> Short task:
Filter the records below down to lines containing "description".
☆ ☆ ☆
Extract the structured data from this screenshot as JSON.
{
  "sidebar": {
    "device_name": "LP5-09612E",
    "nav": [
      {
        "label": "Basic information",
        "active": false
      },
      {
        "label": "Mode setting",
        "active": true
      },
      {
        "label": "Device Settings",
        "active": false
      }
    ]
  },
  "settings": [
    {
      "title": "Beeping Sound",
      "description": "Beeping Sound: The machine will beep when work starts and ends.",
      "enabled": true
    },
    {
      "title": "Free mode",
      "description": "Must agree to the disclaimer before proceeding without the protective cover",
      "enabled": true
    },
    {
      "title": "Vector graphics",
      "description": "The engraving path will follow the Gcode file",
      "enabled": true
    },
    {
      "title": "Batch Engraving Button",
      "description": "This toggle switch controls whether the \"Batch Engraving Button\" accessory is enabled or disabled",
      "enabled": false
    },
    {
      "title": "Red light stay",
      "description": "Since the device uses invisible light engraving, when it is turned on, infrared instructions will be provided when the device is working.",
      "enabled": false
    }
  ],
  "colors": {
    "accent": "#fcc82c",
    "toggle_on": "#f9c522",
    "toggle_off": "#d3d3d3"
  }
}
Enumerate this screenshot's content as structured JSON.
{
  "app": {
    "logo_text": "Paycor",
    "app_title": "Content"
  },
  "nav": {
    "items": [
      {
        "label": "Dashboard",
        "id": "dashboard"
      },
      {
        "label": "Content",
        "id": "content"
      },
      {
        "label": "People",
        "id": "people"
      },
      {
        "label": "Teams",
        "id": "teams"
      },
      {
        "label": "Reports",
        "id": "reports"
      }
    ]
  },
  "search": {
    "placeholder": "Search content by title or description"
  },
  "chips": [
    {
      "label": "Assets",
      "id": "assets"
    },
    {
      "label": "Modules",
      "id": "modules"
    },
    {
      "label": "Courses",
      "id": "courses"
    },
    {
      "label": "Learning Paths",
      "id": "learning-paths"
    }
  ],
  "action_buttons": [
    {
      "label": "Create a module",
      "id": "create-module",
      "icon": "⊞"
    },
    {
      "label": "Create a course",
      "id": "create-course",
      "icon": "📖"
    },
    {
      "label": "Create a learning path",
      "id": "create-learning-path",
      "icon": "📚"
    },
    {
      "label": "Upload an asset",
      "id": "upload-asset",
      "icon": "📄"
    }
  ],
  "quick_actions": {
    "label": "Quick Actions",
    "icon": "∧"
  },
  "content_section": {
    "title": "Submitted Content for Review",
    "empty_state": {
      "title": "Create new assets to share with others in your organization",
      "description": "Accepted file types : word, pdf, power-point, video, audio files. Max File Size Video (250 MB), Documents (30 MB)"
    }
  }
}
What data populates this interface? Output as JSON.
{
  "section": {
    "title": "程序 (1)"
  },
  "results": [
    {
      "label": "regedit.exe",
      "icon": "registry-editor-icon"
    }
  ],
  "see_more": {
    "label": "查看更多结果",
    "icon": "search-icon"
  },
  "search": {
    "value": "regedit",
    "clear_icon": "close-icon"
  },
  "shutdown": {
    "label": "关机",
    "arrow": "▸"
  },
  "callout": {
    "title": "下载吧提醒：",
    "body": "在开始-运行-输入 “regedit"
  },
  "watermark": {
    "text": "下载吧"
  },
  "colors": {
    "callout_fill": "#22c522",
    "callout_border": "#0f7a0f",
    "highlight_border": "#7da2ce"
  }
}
☆ ☆ ☆
> Solution for this task:
      "description": "Beeping Sound: The machine will beep when work starts and ends.",
      "description": "Must agree to the disclaimer before proceeding without the protective cover",
      "description": "The engraving path will follow the Gcode file",
      "description": "This toggle switch controls whether the \"Batch Engraving Button\" accessory is enabled or disabled",
      "description": "Since the device uses invisible light engraving, when it is turned on, infrared instructions will be provided when the device is working.",
    "placeholder": "Search content by title or description"
      "description": "Accepted file types : word, pdf, power-point, video, audio files. Max File Size Video (250 MB), Documents (30 MB)"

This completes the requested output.